● **REQUIREMENTS**
Select all lines holding the word "思虑过度" from the entries that follow.

====== RECORDED DATA ======

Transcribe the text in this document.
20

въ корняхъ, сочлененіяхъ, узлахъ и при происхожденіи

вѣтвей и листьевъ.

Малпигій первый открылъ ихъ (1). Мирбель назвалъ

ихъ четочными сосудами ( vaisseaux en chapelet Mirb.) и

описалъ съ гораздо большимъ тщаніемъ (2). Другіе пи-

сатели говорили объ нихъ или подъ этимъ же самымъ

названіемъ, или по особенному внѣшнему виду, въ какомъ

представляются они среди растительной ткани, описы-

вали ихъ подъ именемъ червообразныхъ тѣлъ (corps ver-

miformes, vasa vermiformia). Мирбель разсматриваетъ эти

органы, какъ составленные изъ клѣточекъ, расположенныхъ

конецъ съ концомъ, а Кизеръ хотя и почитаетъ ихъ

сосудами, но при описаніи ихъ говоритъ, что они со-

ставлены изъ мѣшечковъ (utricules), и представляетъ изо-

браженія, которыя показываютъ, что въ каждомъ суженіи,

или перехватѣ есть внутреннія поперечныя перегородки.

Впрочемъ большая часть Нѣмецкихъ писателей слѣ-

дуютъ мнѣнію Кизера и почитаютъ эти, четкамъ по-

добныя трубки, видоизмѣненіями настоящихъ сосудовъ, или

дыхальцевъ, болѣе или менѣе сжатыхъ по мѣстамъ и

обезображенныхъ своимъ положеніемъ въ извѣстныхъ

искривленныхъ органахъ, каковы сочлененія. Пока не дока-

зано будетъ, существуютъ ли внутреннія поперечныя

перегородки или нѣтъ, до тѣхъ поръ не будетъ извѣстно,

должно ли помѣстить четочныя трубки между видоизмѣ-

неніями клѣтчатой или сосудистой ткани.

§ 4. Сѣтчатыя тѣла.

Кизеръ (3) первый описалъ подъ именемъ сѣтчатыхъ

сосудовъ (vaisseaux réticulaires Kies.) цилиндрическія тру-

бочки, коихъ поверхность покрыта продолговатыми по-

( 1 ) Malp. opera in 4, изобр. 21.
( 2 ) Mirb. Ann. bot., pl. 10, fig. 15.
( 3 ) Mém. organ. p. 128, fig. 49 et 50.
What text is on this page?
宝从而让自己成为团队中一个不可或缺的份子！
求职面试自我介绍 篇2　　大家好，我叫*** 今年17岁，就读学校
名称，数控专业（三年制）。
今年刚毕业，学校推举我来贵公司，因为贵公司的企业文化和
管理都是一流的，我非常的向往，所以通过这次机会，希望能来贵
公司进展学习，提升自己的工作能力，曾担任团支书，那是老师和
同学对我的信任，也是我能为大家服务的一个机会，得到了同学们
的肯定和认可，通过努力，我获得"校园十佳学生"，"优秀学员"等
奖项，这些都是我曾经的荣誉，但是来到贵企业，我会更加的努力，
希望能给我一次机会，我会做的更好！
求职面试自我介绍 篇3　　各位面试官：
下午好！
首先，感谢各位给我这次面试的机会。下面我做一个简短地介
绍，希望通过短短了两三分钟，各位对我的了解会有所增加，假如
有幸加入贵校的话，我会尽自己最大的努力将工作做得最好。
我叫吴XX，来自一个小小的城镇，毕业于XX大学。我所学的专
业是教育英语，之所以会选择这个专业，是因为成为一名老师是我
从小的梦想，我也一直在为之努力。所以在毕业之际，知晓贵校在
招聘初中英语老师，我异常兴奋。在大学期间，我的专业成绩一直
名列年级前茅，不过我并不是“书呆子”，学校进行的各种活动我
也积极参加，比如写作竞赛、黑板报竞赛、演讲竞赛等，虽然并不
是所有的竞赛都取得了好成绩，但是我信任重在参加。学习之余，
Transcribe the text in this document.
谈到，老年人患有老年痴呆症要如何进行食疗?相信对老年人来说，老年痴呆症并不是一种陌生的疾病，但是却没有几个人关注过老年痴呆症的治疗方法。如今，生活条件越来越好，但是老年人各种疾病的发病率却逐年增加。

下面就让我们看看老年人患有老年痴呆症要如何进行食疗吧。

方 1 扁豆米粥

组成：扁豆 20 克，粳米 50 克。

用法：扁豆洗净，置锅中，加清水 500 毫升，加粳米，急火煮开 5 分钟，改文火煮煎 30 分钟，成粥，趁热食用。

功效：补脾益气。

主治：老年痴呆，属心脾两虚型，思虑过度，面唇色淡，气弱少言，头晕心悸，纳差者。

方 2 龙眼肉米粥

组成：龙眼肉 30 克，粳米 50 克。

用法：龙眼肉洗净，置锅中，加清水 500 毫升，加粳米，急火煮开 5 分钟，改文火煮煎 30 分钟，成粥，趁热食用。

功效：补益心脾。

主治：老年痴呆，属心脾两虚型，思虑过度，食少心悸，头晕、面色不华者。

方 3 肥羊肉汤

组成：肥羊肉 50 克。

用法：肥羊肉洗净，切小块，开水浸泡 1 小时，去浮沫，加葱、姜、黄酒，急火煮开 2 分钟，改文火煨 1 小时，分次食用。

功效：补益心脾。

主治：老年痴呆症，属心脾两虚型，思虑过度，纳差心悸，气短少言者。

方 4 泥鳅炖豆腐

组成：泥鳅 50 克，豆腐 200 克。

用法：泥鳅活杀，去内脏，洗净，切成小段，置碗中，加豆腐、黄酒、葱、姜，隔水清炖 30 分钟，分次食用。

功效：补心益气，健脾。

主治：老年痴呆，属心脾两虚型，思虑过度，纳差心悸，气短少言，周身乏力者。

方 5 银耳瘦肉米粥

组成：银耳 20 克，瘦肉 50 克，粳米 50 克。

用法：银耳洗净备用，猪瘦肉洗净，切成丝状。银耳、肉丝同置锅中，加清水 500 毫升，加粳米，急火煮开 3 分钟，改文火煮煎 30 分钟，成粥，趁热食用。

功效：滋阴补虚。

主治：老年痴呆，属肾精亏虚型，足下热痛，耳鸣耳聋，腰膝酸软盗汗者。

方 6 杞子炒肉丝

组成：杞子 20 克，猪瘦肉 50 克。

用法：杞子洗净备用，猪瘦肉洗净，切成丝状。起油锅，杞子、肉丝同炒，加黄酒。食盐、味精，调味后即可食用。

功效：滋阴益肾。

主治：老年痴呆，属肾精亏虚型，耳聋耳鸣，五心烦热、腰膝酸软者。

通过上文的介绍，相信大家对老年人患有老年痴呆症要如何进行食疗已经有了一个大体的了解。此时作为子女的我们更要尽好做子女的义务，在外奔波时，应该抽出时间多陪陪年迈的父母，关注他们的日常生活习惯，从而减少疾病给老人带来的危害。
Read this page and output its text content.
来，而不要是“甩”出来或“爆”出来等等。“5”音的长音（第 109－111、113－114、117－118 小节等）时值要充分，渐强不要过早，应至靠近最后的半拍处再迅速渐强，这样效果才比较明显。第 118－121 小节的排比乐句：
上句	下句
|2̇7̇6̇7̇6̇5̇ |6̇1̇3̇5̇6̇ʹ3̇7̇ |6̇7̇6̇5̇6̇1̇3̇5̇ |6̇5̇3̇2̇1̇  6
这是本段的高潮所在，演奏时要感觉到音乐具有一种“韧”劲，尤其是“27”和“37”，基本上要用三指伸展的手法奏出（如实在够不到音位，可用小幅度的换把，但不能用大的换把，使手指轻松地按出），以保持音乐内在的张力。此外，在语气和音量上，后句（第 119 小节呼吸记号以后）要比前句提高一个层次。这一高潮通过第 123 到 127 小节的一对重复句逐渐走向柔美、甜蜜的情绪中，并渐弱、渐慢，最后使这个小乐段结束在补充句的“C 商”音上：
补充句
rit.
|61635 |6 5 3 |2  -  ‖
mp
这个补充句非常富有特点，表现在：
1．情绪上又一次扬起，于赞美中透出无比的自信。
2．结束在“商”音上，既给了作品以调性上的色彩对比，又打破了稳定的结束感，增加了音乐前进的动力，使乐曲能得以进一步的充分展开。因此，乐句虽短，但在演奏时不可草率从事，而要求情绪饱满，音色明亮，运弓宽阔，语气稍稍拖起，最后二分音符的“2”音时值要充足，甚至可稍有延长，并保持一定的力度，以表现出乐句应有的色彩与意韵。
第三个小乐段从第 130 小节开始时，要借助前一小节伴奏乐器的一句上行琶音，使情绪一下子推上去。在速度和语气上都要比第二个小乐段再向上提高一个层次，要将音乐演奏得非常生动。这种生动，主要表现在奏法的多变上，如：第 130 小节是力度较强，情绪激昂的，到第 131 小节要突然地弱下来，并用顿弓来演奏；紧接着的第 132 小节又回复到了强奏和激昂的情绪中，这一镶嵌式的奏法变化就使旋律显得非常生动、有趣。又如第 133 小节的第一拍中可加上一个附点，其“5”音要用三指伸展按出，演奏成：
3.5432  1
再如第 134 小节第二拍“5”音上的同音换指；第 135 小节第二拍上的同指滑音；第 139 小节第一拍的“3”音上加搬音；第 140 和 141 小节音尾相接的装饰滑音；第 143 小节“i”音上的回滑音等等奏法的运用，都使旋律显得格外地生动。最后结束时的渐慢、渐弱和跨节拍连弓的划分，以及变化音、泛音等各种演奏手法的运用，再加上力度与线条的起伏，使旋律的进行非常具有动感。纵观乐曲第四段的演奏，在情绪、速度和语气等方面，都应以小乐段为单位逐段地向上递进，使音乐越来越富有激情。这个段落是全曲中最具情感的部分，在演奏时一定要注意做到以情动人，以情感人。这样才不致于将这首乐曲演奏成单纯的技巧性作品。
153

======

● **RIGHT ANSWER**
主治：老年痴呆，属心脾两虚型，思虑过度，面唇色淡，气弱少言，头晕心悸，纳差者。
主治：老年痴呆，属心脾两虚型，思虑过度，食少心悸，头晕、面色不华者。
主治：老年痴呆症，属心脾两虚型，思虑过度，纳差心悸，气短少言者。
主治：老年痴呆，属心脾两虚型，思虑过度，纳差心悸，气短少言，周身乏力者。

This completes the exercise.